** Record extracts **
** START **

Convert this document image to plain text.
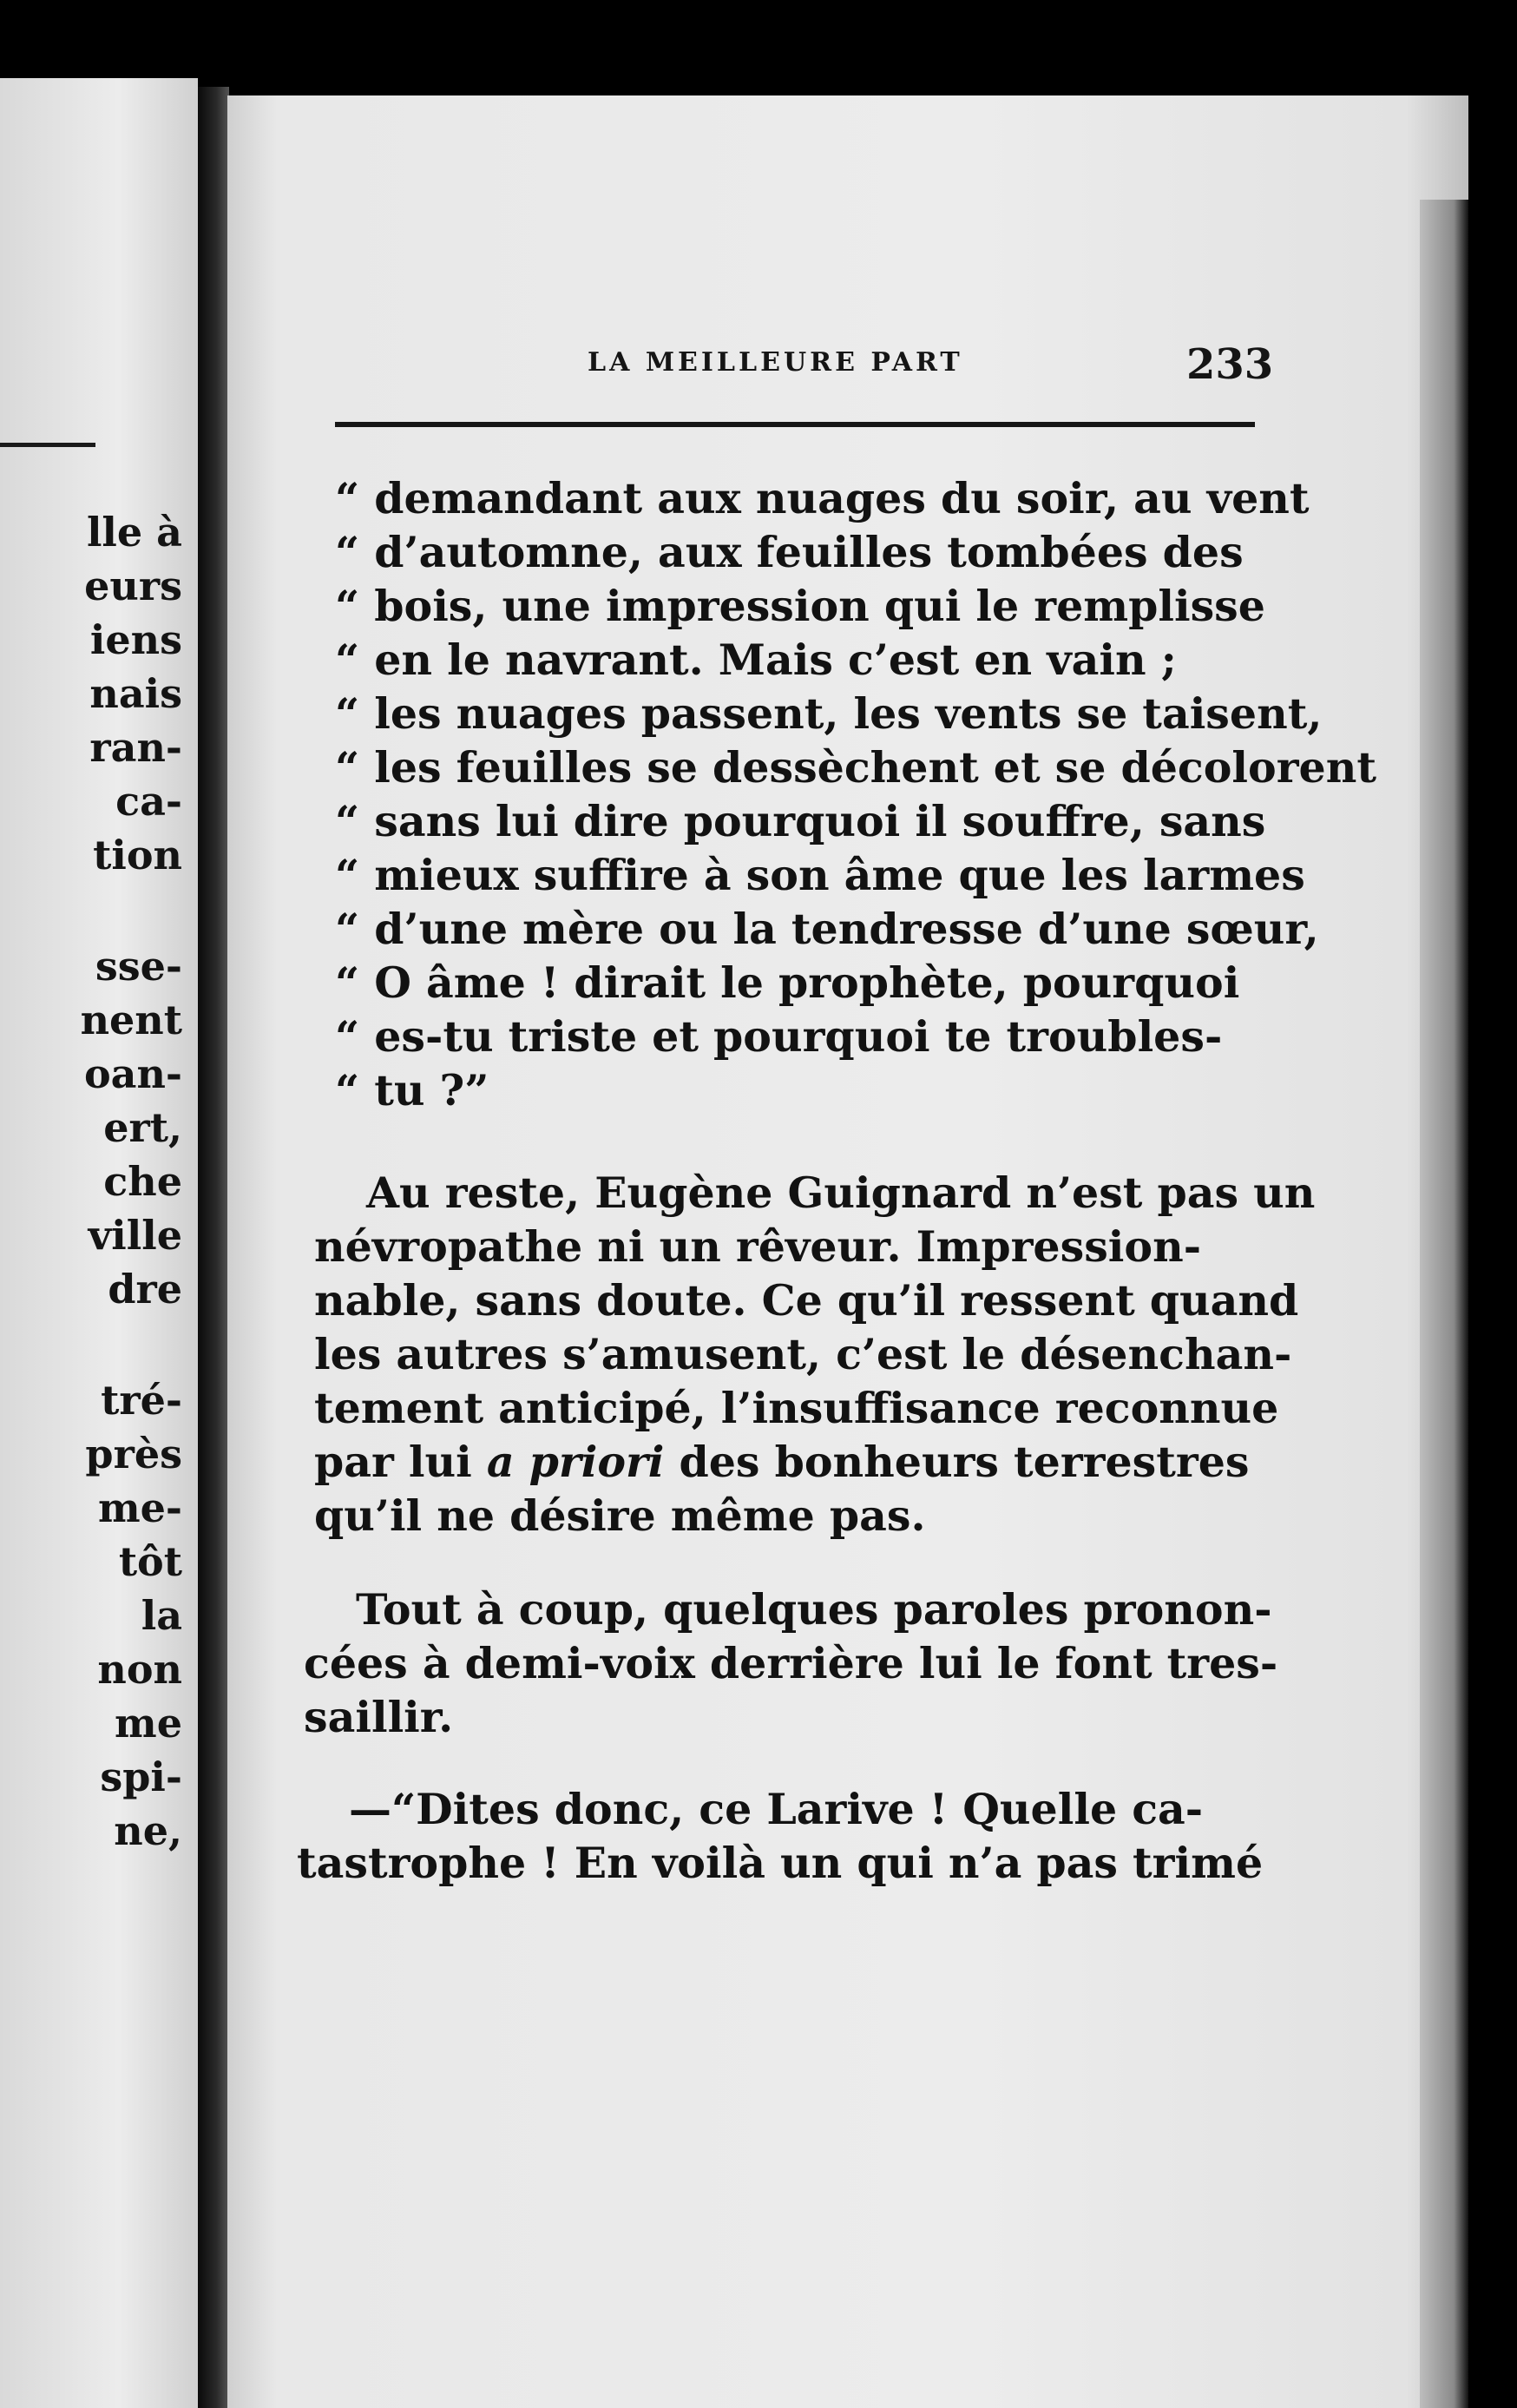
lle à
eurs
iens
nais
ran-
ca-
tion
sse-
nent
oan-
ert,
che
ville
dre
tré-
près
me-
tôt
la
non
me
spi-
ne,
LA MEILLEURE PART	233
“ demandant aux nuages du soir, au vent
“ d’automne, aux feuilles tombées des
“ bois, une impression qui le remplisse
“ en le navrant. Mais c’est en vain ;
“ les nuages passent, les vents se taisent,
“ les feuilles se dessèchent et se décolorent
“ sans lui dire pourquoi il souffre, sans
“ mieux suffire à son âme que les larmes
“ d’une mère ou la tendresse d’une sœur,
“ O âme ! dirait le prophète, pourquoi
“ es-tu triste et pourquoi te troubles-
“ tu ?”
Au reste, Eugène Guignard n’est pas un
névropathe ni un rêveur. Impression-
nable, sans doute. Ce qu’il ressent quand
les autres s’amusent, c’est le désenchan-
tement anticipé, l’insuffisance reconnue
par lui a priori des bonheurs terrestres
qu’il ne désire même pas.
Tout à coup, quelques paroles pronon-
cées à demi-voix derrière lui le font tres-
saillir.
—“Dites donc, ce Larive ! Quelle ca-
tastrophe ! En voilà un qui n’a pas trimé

** END **

** Written task **
Repeat each entry exactly as it appears; skip any picture.

** Solution for this exercise **
Convert this document image to plain text.
lle à
eurs
iens
nais
ran-
ca-
tion
sse-
nent
oan-
ert,
che
ville
dre
tré-
près
me-
tôt
la
non
me
spi-
ne,
LA MEILLEURE PART	233
“ demandant aux nuages du soir, au vent
“ d’automne, aux feuilles tombées des
“ bois, une impression qui le remplisse
“ en le navrant. Mais c’est en vain ;
“ les nuages passent, les vents se taisent,
“ les feuilles se dessèchent et se décolorent
“ sans lui dire pourquoi il souffre, sans
“ mieux suffire à son âme que les larmes
“ d’une mère ou la tendresse d’une sœur,
“ O âme ! dirait le prophète, pourquoi
“ es-tu triste et pourquoi te troubles-
“ tu ?”
Au reste, Eugène Guignard n’est pas un
névropathe ni un rêveur. Impression-
nable, sans doute. Ce qu’il ressent quand
les autres s’amusent, c’est le désenchan-
tement anticipé, l’insuffisance reconnue
par lui a priori des bonheurs terrestres
qu’il ne désire même pas.
Tout à coup, quelques paroles pronon-
cées à demi-voix derrière lui le font tres-
saillir.
—“Dites donc, ce Larive ! Quelle ca-
tastrophe ! En voilà un qui n’a pas trimé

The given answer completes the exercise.